● Task statement: Copy out every line containing the word "nround".

(Extracted records)
>> Begin
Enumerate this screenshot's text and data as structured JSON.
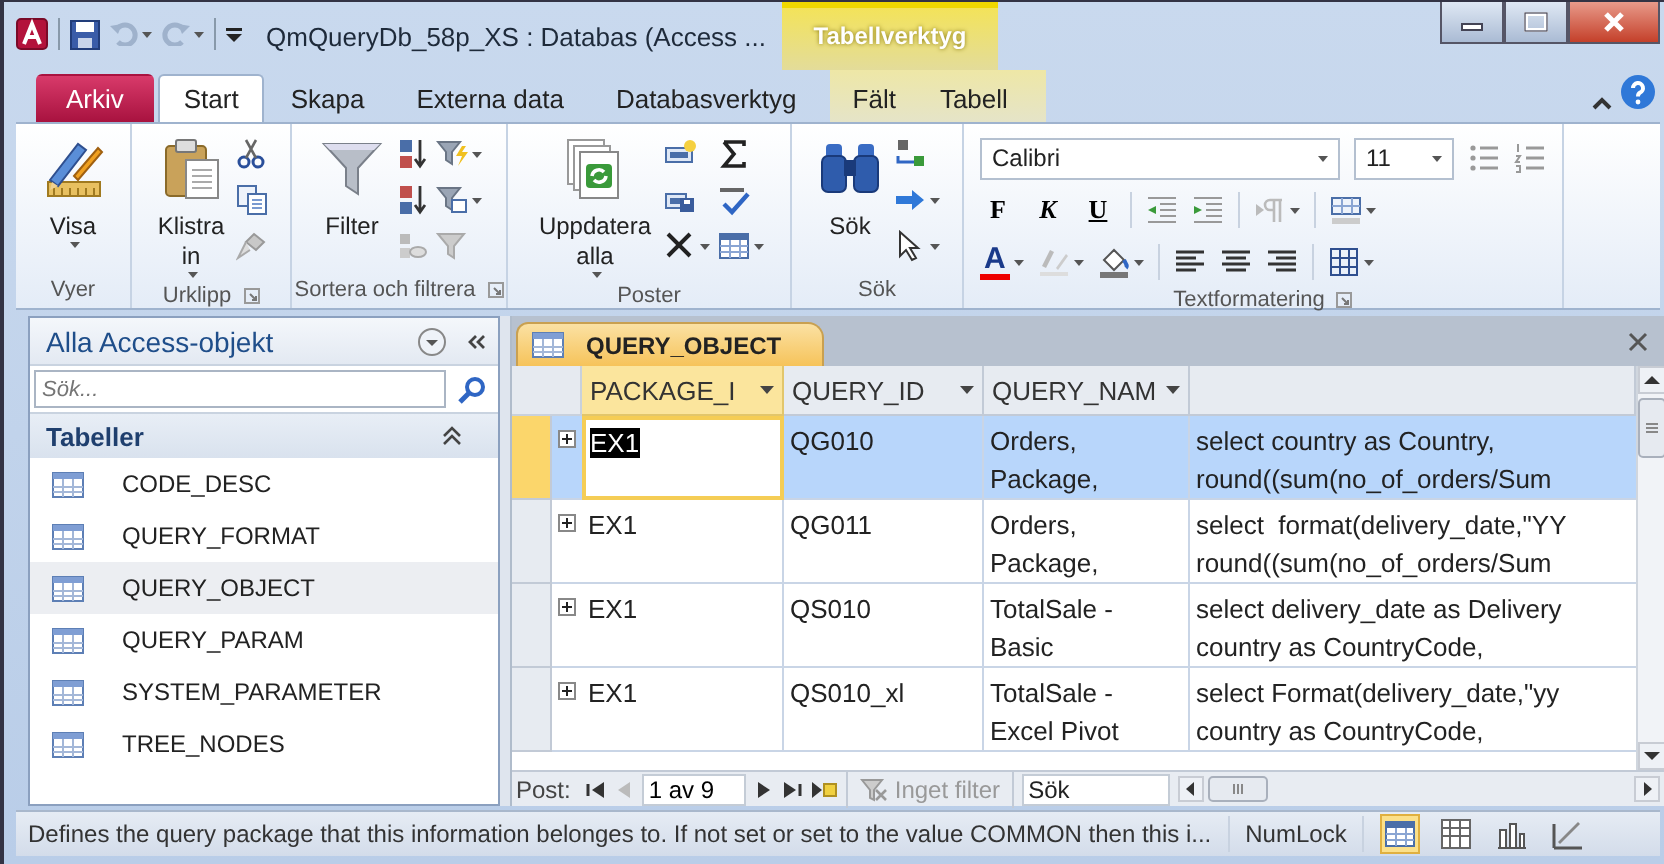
{
  "window": {
    "title": "QmQueryDb_58p_XS : Databas (Access ...",
    "context_tab": "Tabellverktyg"
  },
  "ribbon_tabs": [
    {
      "label": "Arkiv",
      "kind": "file",
      "selected": false
    },
    {
      "label": "Start",
      "kind": "main",
      "selected": true
    },
    {
      "label": "Skapa",
      "kind": "main",
      "selected": false
    },
    {
      "label": "Externa data",
      "kind": "main",
      "selected": false
    },
    {
      "label": "Databasverktyg",
      "kind": "main",
      "selected": false
    },
    {
      "label": "Fält",
      "kind": "context",
      "selected": false
    },
    {
      "label": "Tabell",
      "kind": "context",
      "selected": false
    }
  ],
  "ribbon_groups": [
    {
      "label": "Vyer",
      "kind": "buttons",
      "buttons": [
        {
          "label": "Visa",
          "dropdown": true
        }
      ]
    },
    {
      "label": "Urklipp",
      "kind": "buttons",
      "launcher": true,
      "buttons": [
        {
          "label": "Klistra in",
          "dropdown": true
        }
      ]
    },
    {
      "label": "Sortera och filtrera",
      "kind": "buttons",
      "launcher": true,
      "buttons": [
        {
          "label": "Filter",
          "dropdown": false
        }
      ]
    },
    {
      "label": "Poster",
      "kind": "buttons",
      "buttons": [
        {
          "label": "Uppdatera alla",
          "dropdown": true
        }
      ]
    },
    {
      "label": "Sök",
      "kind": "buttons",
      "buttons": [
        {
          "label": "Sök",
          "dropdown": false
        }
      ]
    },
    {
      "label": "Textformatering",
      "kind": "text_format",
      "launcher": true,
      "font": "Calibri",
      "size": "11",
      "format_buttons": [
        {
          "label": "F",
          "kind": "bold"
        },
        {
          "label": "K",
          "kind": "italic"
        },
        {
          "label": "U",
          "kind": "underline"
        }
      ],
      "font_color_button": "A"
    }
  ],
  "navigation_pane": {
    "title": "Alla Access-objekt",
    "search": {
      "placeholder": "Sök..."
    },
    "section": "Tabeller",
    "items": [
      {
        "label": "CODE_DESC",
        "selected": false
      },
      {
        "label": "QUERY_FORMAT",
        "selected": false
      },
      {
        "label": "QUERY_OBJECT",
        "selected": true
      },
      {
        "label": "QUERY_PARAM",
        "selected": false
      },
      {
        "label": "SYSTEM_PARAMETER",
        "selected": false
      },
      {
        "label": "TREE_NODES",
        "selected": false
      }
    ]
  },
  "document_tab": {
    "label": "QUERY_OBJECT"
  },
  "table": {
    "columns": [
      {
        "label": "PACKAGE_I",
        "selected": true,
        "dropdown": true
      },
      {
        "label": "QUERY_ID",
        "selected": false,
        "dropdown": true
      },
      {
        "label": "QUERY_NAM",
        "selected": false,
        "dropdown": true
      },
      {
        "selected": false,
        "dropdown": false
      }
    ],
    "rows": [
      {
        "selected": true,
        "cells": [
          "EX1",
          "QG010",
          "Orders, Package,",
          "select country as Country,\nround((sum(no_of_orders/Sum"
        ]
      },
      {
        "selected": false,
        "cells": [
          "EX1",
          "QG011",
          "Orders, Package,",
          "select  format(delivery_date,\"YY\nround((sum(no_of_orders/Sum"
        ]
      },
      {
        "selected": false,
        "cells": [
          "EX1",
          "QS010",
          "TotalSale - Basic",
          "select delivery_date as Delivery\ncountry as CountryCode,"
        ]
      },
      {
        "selected": false,
        "cells": [
          "EX1",
          "QS010_xl",
          "TotalSale - Excel Pivot",
          "select Format(delivery_date,\"yy\ncountry as CountryCode,"
        ]
      }
    ]
  },
  "record_navigation": {
    "label": "Post:",
    "position": "1 av 9",
    "filter": "Inget filter",
    "search": {
      "placeholder": "Sök"
    }
  },
  "status_bar": {
    "message": "Defines the query package that this information belonges to. If not set or set to the value COMMON then this i...",
    "indicator": "NumLock",
    "views": [
      {
        "selected": true
      },
      {
        "selected": false
      },
      {
        "selected": false
      },
      {
        "selected": false
      }
    ]
  }
}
>> End
● Correct result:
          "select country as Country,\nround((sum(no_of_orders/Sum"
          "select  format(delivery_date,\"YY\nround((sum(no_of_orders/Sum"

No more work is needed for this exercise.